Leave out the pictures and transcribe the rest of the records exactly.

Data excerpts
§ §

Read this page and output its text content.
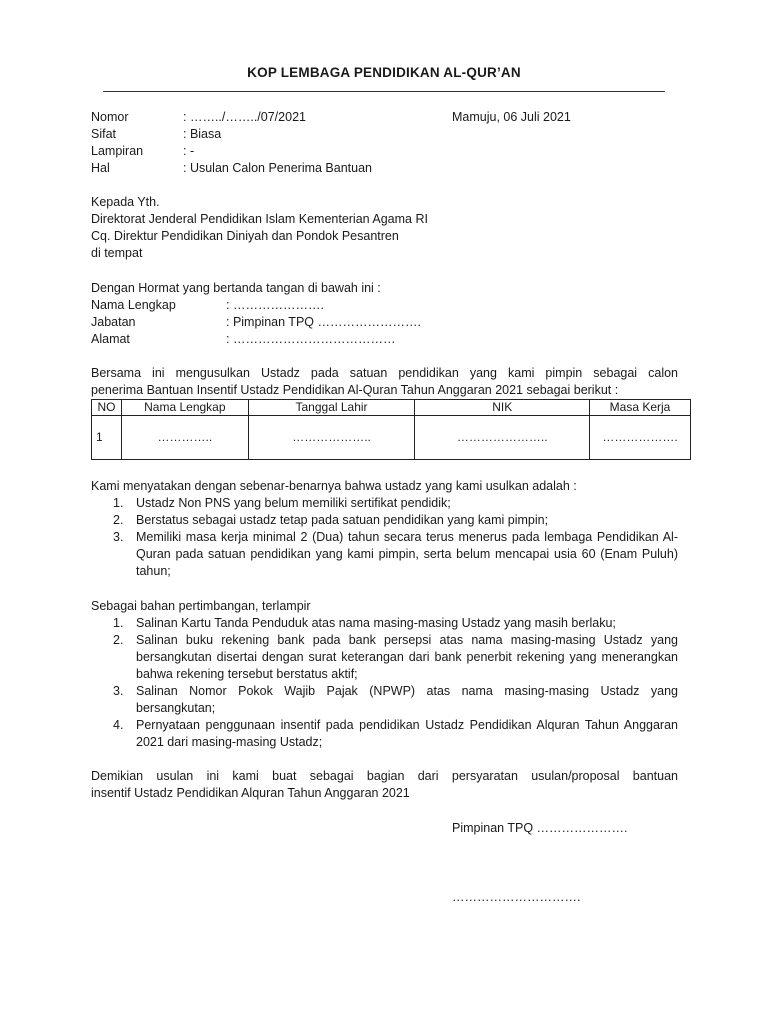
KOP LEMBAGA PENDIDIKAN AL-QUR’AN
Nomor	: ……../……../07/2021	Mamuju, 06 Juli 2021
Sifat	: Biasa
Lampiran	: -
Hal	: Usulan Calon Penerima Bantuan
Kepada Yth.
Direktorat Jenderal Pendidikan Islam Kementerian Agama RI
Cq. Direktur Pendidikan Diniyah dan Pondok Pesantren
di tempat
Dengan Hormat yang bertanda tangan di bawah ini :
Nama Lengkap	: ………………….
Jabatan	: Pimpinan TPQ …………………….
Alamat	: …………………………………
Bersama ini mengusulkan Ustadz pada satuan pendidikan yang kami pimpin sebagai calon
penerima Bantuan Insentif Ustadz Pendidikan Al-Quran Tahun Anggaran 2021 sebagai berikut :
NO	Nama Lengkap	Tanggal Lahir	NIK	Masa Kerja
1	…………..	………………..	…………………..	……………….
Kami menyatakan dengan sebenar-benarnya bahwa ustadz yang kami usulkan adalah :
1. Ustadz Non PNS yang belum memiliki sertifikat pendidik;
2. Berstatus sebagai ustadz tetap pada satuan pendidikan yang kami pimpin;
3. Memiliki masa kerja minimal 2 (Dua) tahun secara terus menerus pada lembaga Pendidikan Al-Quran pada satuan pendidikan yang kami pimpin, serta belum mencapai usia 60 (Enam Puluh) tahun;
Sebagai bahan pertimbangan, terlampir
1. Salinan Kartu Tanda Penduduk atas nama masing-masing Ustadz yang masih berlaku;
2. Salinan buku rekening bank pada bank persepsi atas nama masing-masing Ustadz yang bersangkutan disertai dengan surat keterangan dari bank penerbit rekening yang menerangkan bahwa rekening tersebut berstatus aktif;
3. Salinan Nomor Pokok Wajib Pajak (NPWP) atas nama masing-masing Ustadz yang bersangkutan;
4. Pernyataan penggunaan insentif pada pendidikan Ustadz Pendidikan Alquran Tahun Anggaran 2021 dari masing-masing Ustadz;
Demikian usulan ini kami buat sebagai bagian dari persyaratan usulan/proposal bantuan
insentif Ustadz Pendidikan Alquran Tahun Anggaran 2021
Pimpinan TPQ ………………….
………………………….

§ §

- **Solution to this problem**
Read this page and output its text content.
KOP LEMBAGA PENDIDIKAN AL-QUR’AN
Nomor	: ……../……../07/2021	Mamuju, 06 Juli 2021
Sifat	: Biasa
Lampiran	: -
Hal	: Usulan Calon Penerima Bantuan
Kepada Yth.
Direktorat Jenderal Pendidikan Islam Kementerian Agama RI
Cq. Direktur Pendidikan Diniyah dan Pondok Pesantren
di tempat
Dengan Hormat yang bertanda tangan di bawah ini :
Nama Lengkap	: ………………….
Jabatan	: Pimpinan TPQ …………………….
Alamat	: …………………………………
Bersama ini mengusulkan Ustadz pada satuan pendidikan yang kami pimpin sebagai calon
penerima Bantuan Insentif Ustadz Pendidikan Al-Quran Tahun Anggaran 2021 sebagai berikut :
NO	Nama Lengkap	Tanggal Lahir	NIK	Masa Kerja
1	…………..	………………..	…………………..	……………….
Kami menyatakan dengan sebenar-benarnya bahwa ustadz yang kami usulkan adalah :
1. Ustadz Non PNS yang belum memiliki sertifikat pendidik;
2. Berstatus sebagai ustadz tetap pada satuan pendidikan yang kami pimpin;
3. Memiliki masa kerja minimal 2 (Dua) tahun secara terus menerus pada lembaga Pendidikan Al-Quran pada satuan pendidikan yang kami pimpin, serta belum mencapai usia 60 (Enam Puluh) tahun;
Sebagai bahan pertimbangan, terlampir
1. Salinan Kartu Tanda Penduduk atas nama masing-masing Ustadz yang masih berlaku;
2. Salinan buku rekening bank pada bank persepsi atas nama masing-masing Ustadz yang bersangkutan disertai dengan surat keterangan dari bank penerbit rekening yang menerangkan bahwa rekening tersebut berstatus aktif;
3. Salinan Nomor Pokok Wajib Pajak (NPWP) atas nama masing-masing Ustadz yang bersangkutan;
4. Pernyataan penggunaan insentif pada pendidikan Ustadz Pendidikan Alquran Tahun Anggaran 2021 dari masing-masing Ustadz;
Demikian usulan ini kami buat sebagai bagian dari persyaratan usulan/proposal bantuan
insentif Ustadz Pendidikan Alquran Tahun Anggaran 2021
Pimpinan TPQ ………………….
………………………….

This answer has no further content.